## Start Data section

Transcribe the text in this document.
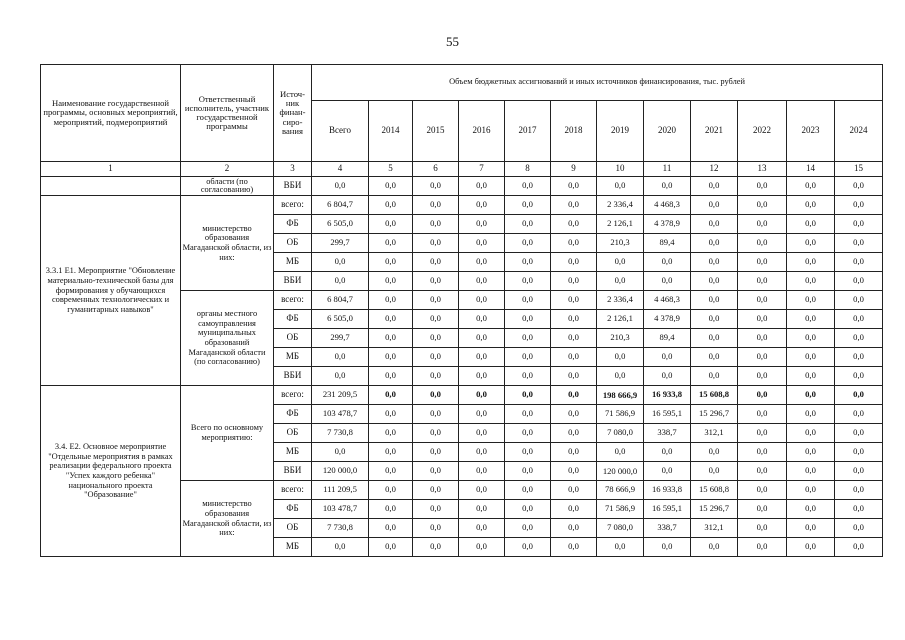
55
Наименование государственной программы, основных мероприятий, мероприятий, подмероприятий	Ответственный исполнитель, участник государственной программы	Источ-ник финан-сиро-вания	Объем бюджетных ассигнований и иных источников финансирования, тыс. рублей											
			Всего	2014	2015	2016	2017	2018	2019	2020	2021	2022	2023	2024
1	2	3	4	5	6	7	8	9	10	11	12	13	14	15
	области (по согласованию)	ВБИ	0,0	0,0	0,0	0,0	0,0	0,0	0,0	0,0	0,0	0,0	0,0	0,0
3.3.1 Е1. Мероприятие "Обновление материально-технической базы для формирования у обучающихся современных технологических и гуманитарных навыков"	министерство образования Магаданской области, из них:	всего:	6 804,7	0,0	0,0	0,0	0,0	0,0	2 336,4	4 468,3	0,0	0,0	0,0	0,0
		ФБ	6 505,0	0,0	0,0	0,0	0,0	0,0	2 126,1	4 378,9	0,0	0,0	0,0	0,0
		ОБ	299,7	0,0	0,0	0,0	0,0	0,0	210,3	89,4	0,0	0,0	0,0	0,0
		МБ	0,0	0,0	0,0	0,0	0,0	0,0	0,0	0,0	0,0	0,0	0,0	0,0
		ВБИ	0,0	0,0	0,0	0,0	0,0	0,0	0,0	0,0	0,0	0,0	0,0	0,0
	органы местного самоуправления муниципальных образований Магаданской области (по согласованию)	всего:	6 804,7	0,0	0,0	0,0	0,0	0,0	2 336,4	4 468,3	0,0	0,0	0,0	0,0
		ФБ	6 505,0	0,0	0,0	0,0	0,0	0,0	2 126,1	4 378,9	0,0	0,0	0,0	0,0
		ОБ	299,7	0,0	0,0	0,0	0,0	0,0	210,3	89,4	0,0	0,0	0,0	0,0
		МБ	0,0	0,0	0,0	0,0	0,0	0,0	0,0	0,0	0,0	0,0	0,0	0,0
		ВБИ	0,0	0,0	0,0	0,0	0,0	0,0	0,0	0,0	0,0	0,0	0,0	0,0
3.4. Е2. Основное мероприятие "Отдельные мероприятия в рамках реализации федерального проекта "Успех каждого ребенка" национального проекта "Образование"	Всего по основному мероприятию:	всего:	231 209,5	0,0	0,0	0,0	0,0	0,0	198 666,9	16 933,8	15 608,8	0,0	0,0	0,0
		ФБ	103 478,7	0,0	0,0	0,0	0,0	0,0	71 586,9	16 595,1	15 296,7	0,0	0,0	0,0
		ОБ	7 730,8	0,0	0,0	0,0	0,0	0,0	7 080,0	338,7	312,1	0,0	0,0	0,0
		МБ	0,0	0,0	0,0	0,0	0,0	0,0	0,0	0,0	0,0	0,0	0,0	0,0
		ВБИ	120 000,0	0,0	0,0	0,0	0,0	0,0	120 000,0	0,0	0,0	0,0	0,0	0,0
	министерство образования Магаданской области, из них:	всего:	111 209,5	0,0	0,0	0,0	0,0	0,0	78 666,9	16 933,8	15 608,8	0,0	0,0	0,0
		ФБ	103 478,7	0,0	0,0	0,0	0,0	0,0	71 586,9	16 595,1	15 296,7	0,0	0,0	0,0
		ОБ	7 730,8	0,0	0,0	0,0	0,0	0,0	7 080,0	338,7	312,1	0,0	0,0	0,0
		МБ	0,0	0,0	0,0	0,0	0,0	0,0	0,0	0,0	0,0	0,0	0,0	0,0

## End Data section

Print every record above exactly as written, leaving out the pictures.

Transcribe the text in this document.
55
Наименование государственной программы, основных мероприятий, мероприятий, подмероприятий	Ответственный исполнитель, участник государственной программы	Источ-ник финан-сиро-вания	Объем бюджетных ассигнований и иных источников финансирования, тыс. рублей											
			Всего	2014	2015	2016	2017	2018	2019	2020	2021	2022	2023	2024
1	2	3	4	5	6	7	8	9	10	11	12	13	14	15
	области (по согласованию)	ВБИ	0,0	0,0	0,0	0,0	0,0	0,0	0,0	0,0	0,0	0,0	0,0	0,0
3.3.1 Е1. Мероприятие "Обновление материально-технической базы для формирования у обучающихся современных технологических и гуманитарных навыков"	министерство образования Магаданской области, из них:	всего:	6 804,7	0,0	0,0	0,0	0,0	0,0	2 336,4	4 468,3	0,0	0,0	0,0	0,0
		ФБ	6 505,0	0,0	0,0	0,0	0,0	0,0	2 126,1	4 378,9	0,0	0,0	0,0	0,0
		ОБ	299,7	0,0	0,0	0,0	0,0	0,0	210,3	89,4	0,0	0,0	0,0	0,0
		МБ	0,0	0,0	0,0	0,0	0,0	0,0	0,0	0,0	0,0	0,0	0,0	0,0
		ВБИ	0,0	0,0	0,0	0,0	0,0	0,0	0,0	0,0	0,0	0,0	0,0	0,0
	органы местного самоуправления муниципальных образований Магаданской области (по согласованию)	всего:	6 804,7	0,0	0,0	0,0	0,0	0,0	2 336,4	4 468,3	0,0	0,0	0,0	0,0
		ФБ	6 505,0	0,0	0,0	0,0	0,0	0,0	2 126,1	4 378,9	0,0	0,0	0,0	0,0
		ОБ	299,7	0,0	0,0	0,0	0,0	0,0	210,3	89,4	0,0	0,0	0,0	0,0
		МБ	0,0	0,0	0,0	0,0	0,0	0,0	0,0	0,0	0,0	0,0	0,0	0,0
		ВБИ	0,0	0,0	0,0	0,0	0,0	0,0	0,0	0,0	0,0	0,0	0,0	0,0
3.4. Е2. Основное мероприятие "Отдельные мероприятия в рамках реализации федерального проекта "Успех каждого ребенка" национального проекта "Образование"	Всего по основному мероприятию:	всего:	231 209,5	0,0	0,0	0,0	0,0	0,0	198 666,9	16 933,8	15 608,8	0,0	0,0	0,0
		ФБ	103 478,7	0,0	0,0	0,0	0,0	0,0	71 586,9	16 595,1	15 296,7	0,0	0,0	0,0
		ОБ	7 730,8	0,0	0,0	0,0	0,0	0,0	7 080,0	338,7	312,1	0,0	0,0	0,0
		МБ	0,0	0,0	0,0	0,0	0,0	0,0	0,0	0,0	0,0	0,0	0,0	0,0
		ВБИ	120 000,0	0,0	0,0	0,0	0,0	0,0	120 000,0	0,0	0,0	0,0	0,0	0,0
	министерство образования Магаданской области, из них:	всего:	111 209,5	0,0	0,0	0,0	0,0	0,0	78 666,9	16 933,8	15 608,8	0,0	0,0	0,0
		ФБ	103 478,7	0,0	0,0	0,0	0,0	0,0	71 586,9	16 595,1	15 296,7	0,0	0,0	0,0
		ОБ	7 730,8	0,0	0,0	0,0	0,0	0,0	7 080,0	338,7	312,1	0,0	0,0	0,0
		МБ	0,0	0,0	0,0	0,0	0,0	0,0	0,0	0,0	0,0	0,0	0,0	0,0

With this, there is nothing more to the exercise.